Start of Raw records

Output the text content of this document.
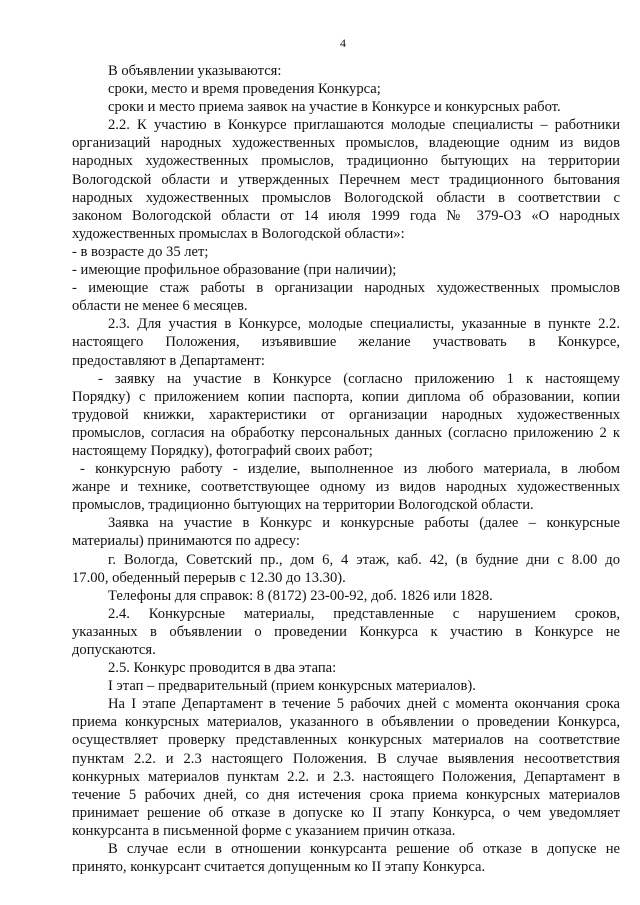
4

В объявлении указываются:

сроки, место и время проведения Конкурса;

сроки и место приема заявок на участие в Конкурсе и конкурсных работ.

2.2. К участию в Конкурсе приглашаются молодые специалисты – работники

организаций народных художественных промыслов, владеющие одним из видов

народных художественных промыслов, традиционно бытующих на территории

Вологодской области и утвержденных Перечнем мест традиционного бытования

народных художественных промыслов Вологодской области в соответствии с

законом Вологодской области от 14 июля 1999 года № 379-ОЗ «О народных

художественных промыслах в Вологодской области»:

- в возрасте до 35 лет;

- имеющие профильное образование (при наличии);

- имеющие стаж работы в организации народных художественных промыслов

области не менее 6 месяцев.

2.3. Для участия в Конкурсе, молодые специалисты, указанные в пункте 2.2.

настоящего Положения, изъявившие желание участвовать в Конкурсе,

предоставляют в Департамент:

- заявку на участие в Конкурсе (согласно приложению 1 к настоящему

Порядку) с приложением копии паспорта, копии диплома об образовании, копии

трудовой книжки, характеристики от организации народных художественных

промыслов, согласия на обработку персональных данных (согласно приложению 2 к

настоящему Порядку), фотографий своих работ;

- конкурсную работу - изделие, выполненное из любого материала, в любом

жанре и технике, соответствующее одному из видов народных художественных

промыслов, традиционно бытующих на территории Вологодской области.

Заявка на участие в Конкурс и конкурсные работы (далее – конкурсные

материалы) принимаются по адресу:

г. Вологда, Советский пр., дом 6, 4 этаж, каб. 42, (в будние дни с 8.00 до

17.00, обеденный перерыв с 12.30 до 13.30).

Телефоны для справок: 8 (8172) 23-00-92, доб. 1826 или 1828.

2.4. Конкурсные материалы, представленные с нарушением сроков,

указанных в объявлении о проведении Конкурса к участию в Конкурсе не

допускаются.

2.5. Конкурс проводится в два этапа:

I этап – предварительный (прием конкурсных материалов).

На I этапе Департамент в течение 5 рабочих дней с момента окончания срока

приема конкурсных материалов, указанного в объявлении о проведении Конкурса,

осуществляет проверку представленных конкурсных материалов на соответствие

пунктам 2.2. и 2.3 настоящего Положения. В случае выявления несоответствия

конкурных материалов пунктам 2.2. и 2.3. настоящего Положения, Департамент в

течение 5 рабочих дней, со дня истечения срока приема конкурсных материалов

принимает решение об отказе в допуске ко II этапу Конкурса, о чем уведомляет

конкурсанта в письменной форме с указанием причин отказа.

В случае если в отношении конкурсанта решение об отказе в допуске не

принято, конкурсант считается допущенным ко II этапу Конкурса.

End of Raw records

■ **Work to do**:
Reproduce each entry precisely. Leave the pictures out.

■ **Finished answer**:
Output the text content of this document.
4

В объявлении указываются:

сроки, место и время проведения Конкурса;

сроки и место приема заявок на участие в Конкурсе и конкурсных работ.

2.2. К участию в Конкурсе приглашаются молодые специалисты – работники

организаций народных художественных промыслов, владеющие одним из видов

народных художественных промыслов, традиционно бытующих на территории

Вологодской области и утвержденных Перечнем мест традиционного бытования

народных художественных промыслов Вологодской области в соответствии с

законом Вологодской области от 14 июля 1999 года № 379-ОЗ «О народных

художественных промыслах в Вологодской области»:

- в возрасте до 35 лет;

- имеющие профильное образование (при наличии);

- имеющие стаж работы в организации народных художественных промыслов

области не менее 6 месяцев.

2.3. Для участия в Конкурсе, молодые специалисты, указанные в пункте 2.2.

настоящего Положения, изъявившие желание участвовать в Конкурсе,

предоставляют в Департамент:

- заявку на участие в Конкурсе (согласно приложению 1 к настоящему

Порядку) с приложением копии паспорта, копии диплома об образовании, копии

трудовой книжки, характеристики от организации народных художественных

промыслов, согласия на обработку персональных данных (согласно приложению 2 к

настоящему Порядку), фотографий своих работ;

- конкурсную работу - изделие, выполненное из любого материала, в любом

жанре и технике, соответствующее одному из видов народных художественных

промыслов, традиционно бытующих на территории Вологодской области.

Заявка на участие в Конкурс и конкурсные работы (далее – конкурсные

материалы) принимаются по адресу:

г. Вологда, Советский пр., дом 6, 4 этаж, каб. 42, (в будние дни с 8.00 до

17.00, обеденный перерыв с 12.30 до 13.30).

Телефоны для справок: 8 (8172) 23-00-92, доб. 1826 или 1828.

2.4. Конкурсные материалы, представленные с нарушением сроков,

указанных в объявлении о проведении Конкурса к участию в Конкурсе не

допускаются.

2.5. Конкурс проводится в два этапа:

I этап – предварительный (прием конкурсных материалов).

На I этапе Департамент в течение 5 рабочих дней с момента окончания срока

приема конкурсных материалов, указанного в объявлении о проведении Конкурса,

осуществляет проверку представленных конкурсных материалов на соответствие

пунктам 2.2. и 2.3 настоящего Положения. В случае выявления несоответствия

конкурных материалов пунктам 2.2. и 2.3. настоящего Положения, Департамент в

течение 5 рабочих дней, со дня истечения срока приема конкурсных материалов

принимает решение об отказе в допуске ко II этапу Конкурса, о чем уведомляет

конкурсанта в письменной форме с указанием причин отказа.

В случае если в отношении конкурсанта решение об отказе в допуске не

принято, конкурсант считается допущенным ко II этапу Конкурса.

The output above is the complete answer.